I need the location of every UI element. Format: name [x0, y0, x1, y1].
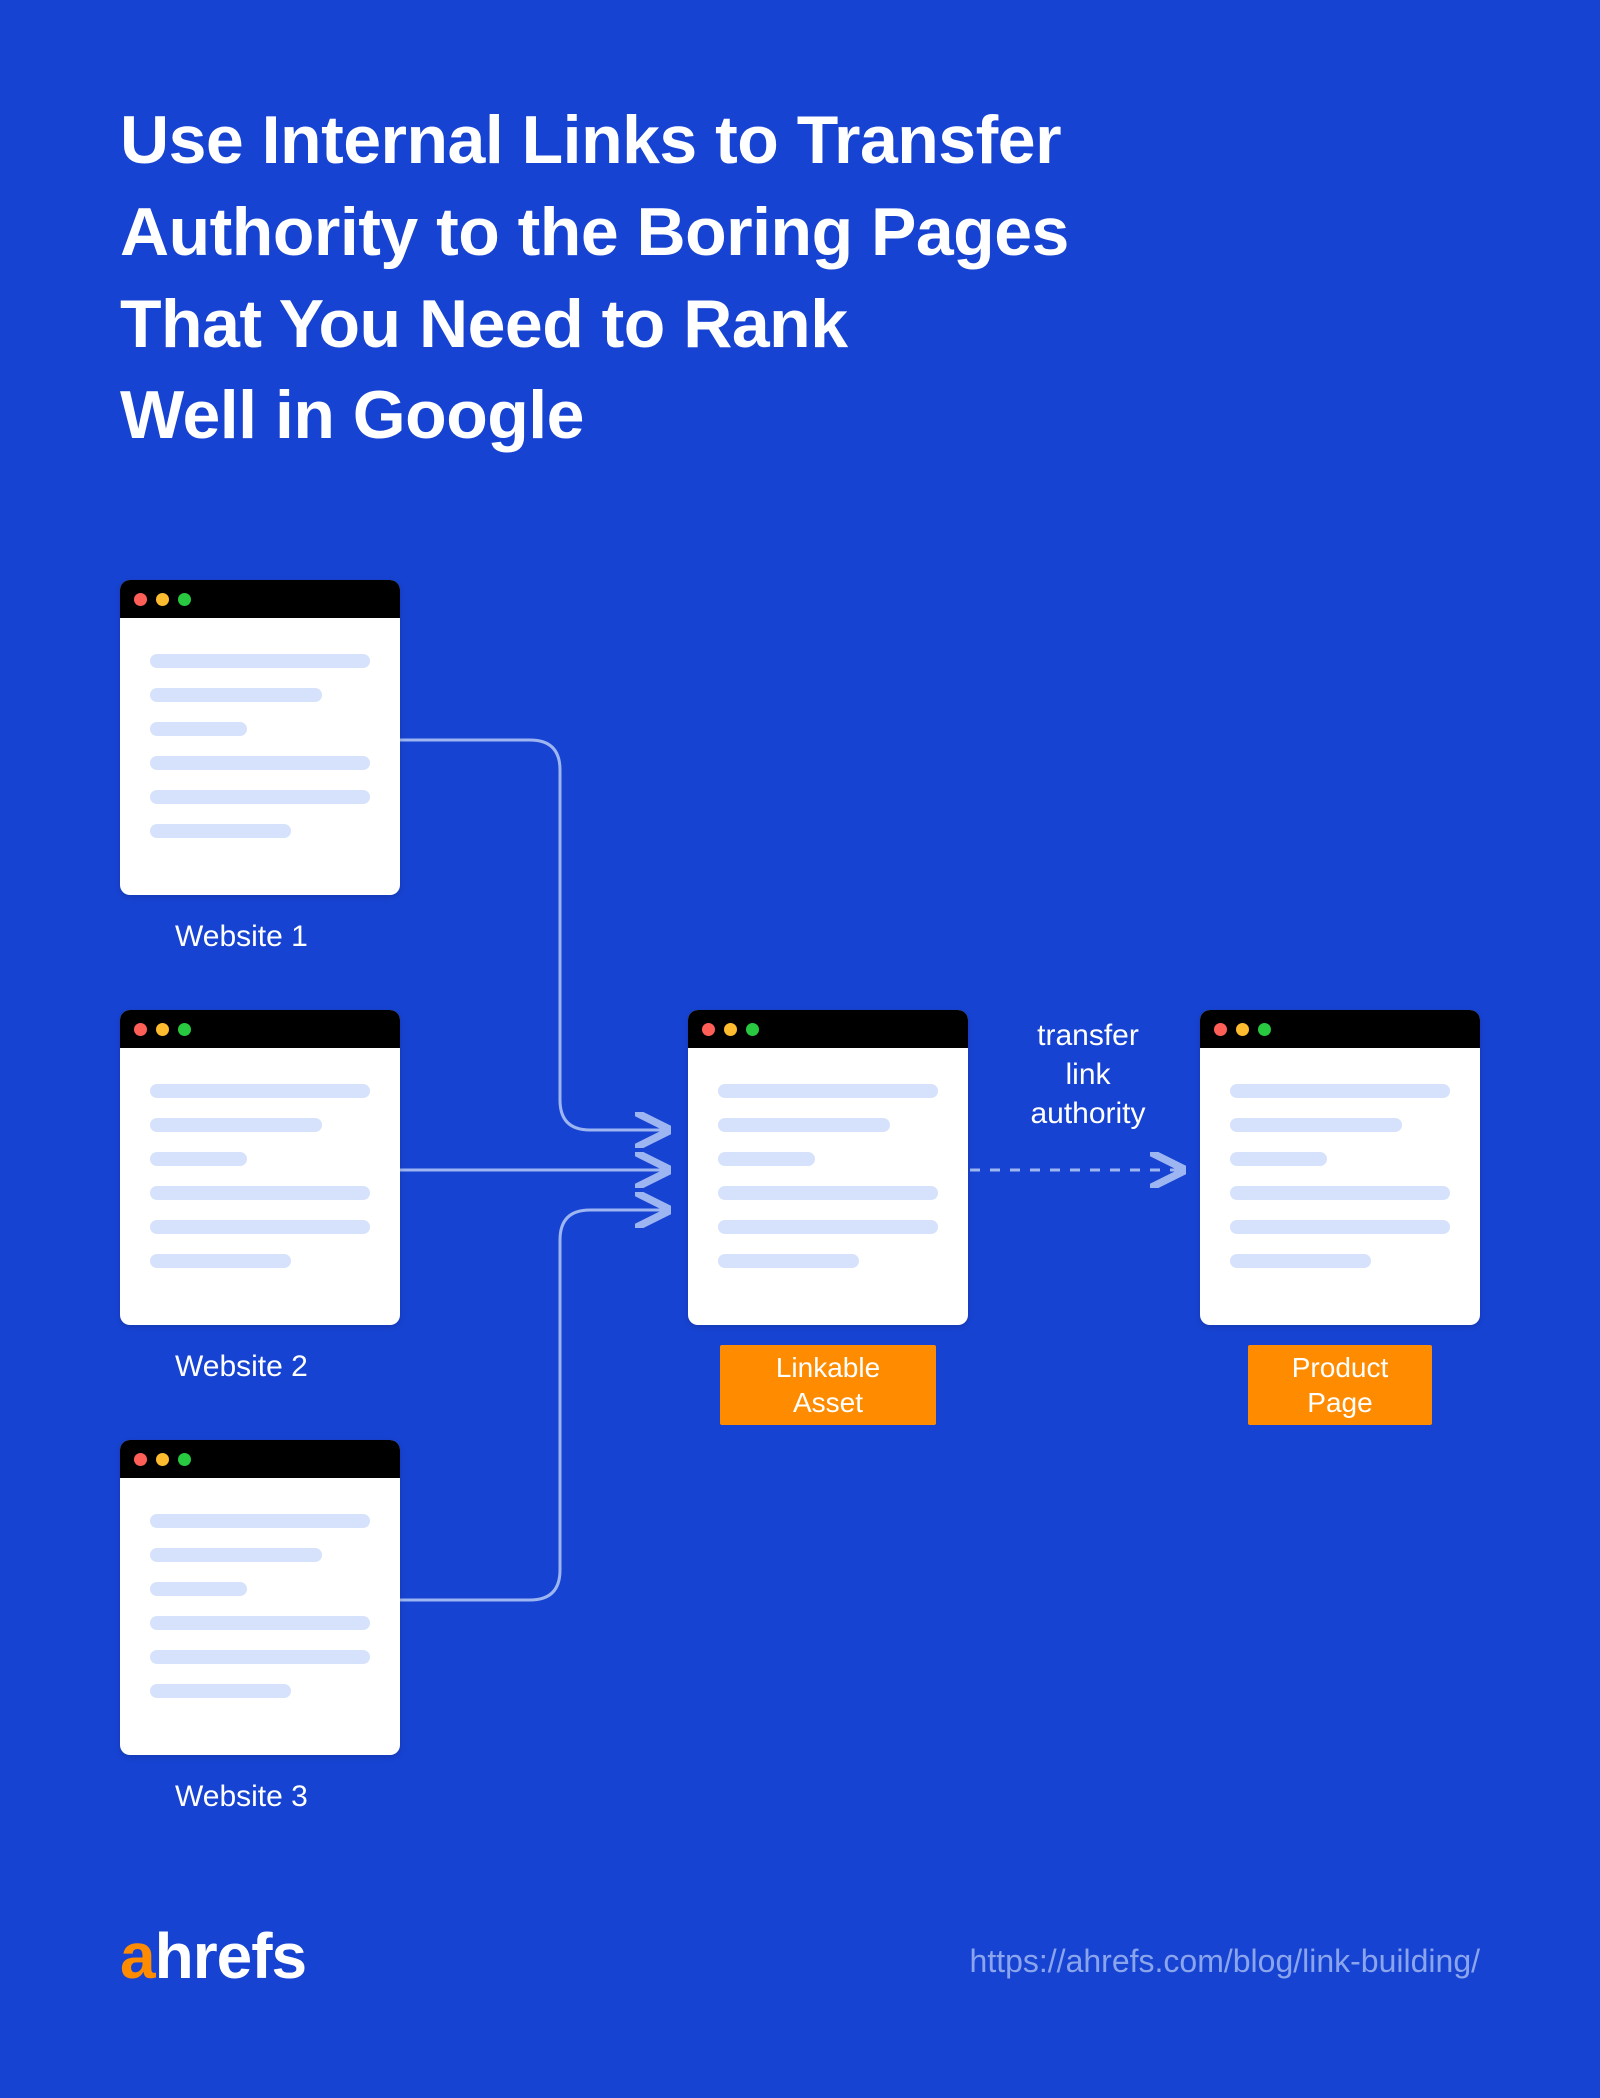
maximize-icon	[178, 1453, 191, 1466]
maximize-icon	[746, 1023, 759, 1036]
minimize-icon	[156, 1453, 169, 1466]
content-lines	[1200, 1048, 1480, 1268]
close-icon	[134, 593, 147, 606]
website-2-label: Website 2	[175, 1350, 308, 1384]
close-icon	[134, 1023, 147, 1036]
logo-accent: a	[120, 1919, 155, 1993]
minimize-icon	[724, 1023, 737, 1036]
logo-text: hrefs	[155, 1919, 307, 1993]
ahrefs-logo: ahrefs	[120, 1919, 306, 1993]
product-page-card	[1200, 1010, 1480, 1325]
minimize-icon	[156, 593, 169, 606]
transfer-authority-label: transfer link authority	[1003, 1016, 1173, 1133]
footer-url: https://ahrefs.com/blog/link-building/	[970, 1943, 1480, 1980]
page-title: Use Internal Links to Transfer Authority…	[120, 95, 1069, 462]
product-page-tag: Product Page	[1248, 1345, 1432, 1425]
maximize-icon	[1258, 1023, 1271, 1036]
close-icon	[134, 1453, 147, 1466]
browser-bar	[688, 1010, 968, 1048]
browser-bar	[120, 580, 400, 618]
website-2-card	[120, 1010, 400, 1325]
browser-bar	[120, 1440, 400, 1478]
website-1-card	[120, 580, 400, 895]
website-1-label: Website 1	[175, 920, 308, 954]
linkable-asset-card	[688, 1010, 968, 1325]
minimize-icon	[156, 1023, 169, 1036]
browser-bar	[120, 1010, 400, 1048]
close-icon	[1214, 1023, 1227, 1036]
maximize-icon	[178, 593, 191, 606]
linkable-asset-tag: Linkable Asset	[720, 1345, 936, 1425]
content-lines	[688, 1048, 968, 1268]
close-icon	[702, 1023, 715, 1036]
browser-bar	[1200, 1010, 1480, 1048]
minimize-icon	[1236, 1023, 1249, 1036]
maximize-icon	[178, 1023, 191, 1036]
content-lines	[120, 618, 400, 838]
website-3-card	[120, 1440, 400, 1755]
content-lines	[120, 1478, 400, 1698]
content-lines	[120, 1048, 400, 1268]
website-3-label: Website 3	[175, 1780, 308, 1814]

---

What you need to do: Return every line of the items above verbatim and in their original order, omitting the pictures.

Task result:
I need the location of every UI element. Format: name [x0, y0, x1, y1].
maximize-icon	[178, 1453, 191, 1466]
maximize-icon	[746, 1023, 759, 1036]
minimize-icon	[156, 1453, 169, 1466]
content-lines	[1200, 1048, 1480, 1268]
close-icon	[134, 593, 147, 606]
website-2-label: Website 2	[175, 1350, 308, 1384]
close-icon	[134, 1023, 147, 1036]
logo-accent: a	[120, 1919, 155, 1993]
minimize-icon	[724, 1023, 737, 1036]
logo-text: hrefs	[155, 1919, 307, 1993]
ahrefs-logo: ahrefs	[120, 1919, 306, 1993]
product-page-card	[1200, 1010, 1480, 1325]
minimize-icon	[156, 593, 169, 606]
transfer-authority-label: transfer link authority	[1003, 1016, 1173, 1133]
footer-url: https://ahrefs.com/blog/link-building/	[970, 1943, 1480, 1980]
page-title: Use Internal Links to Transfer Authority…	[120, 95, 1069, 462]
product-page-tag: Product Page	[1248, 1345, 1432, 1425]
maximize-icon	[1258, 1023, 1271, 1036]
close-icon	[134, 1453, 147, 1466]
browser-bar	[688, 1010, 968, 1048]
browser-bar	[120, 580, 400, 618]
website-2-card	[120, 1010, 400, 1325]
browser-bar	[120, 1440, 400, 1478]
website-1-card	[120, 580, 400, 895]
website-1-label: Website 1	[175, 920, 308, 954]
linkable-asset-card	[688, 1010, 968, 1325]
minimize-icon	[156, 1023, 169, 1036]
browser-bar	[120, 1010, 400, 1048]
close-icon	[1214, 1023, 1227, 1036]
maximize-icon	[178, 593, 191, 606]
linkable-asset-tag: Linkable Asset	[720, 1345, 936, 1425]
content-lines	[688, 1048, 968, 1268]
close-icon	[702, 1023, 715, 1036]
browser-bar	[1200, 1010, 1480, 1048]
minimize-icon	[1236, 1023, 1249, 1036]
maximize-icon	[178, 1023, 191, 1036]
content-lines	[120, 618, 400, 838]
website-3-card	[120, 1440, 400, 1755]
content-lines	[120, 1478, 400, 1698]
content-lines	[120, 1048, 400, 1268]
website-3-label: Website 3	[175, 1780, 308, 1814]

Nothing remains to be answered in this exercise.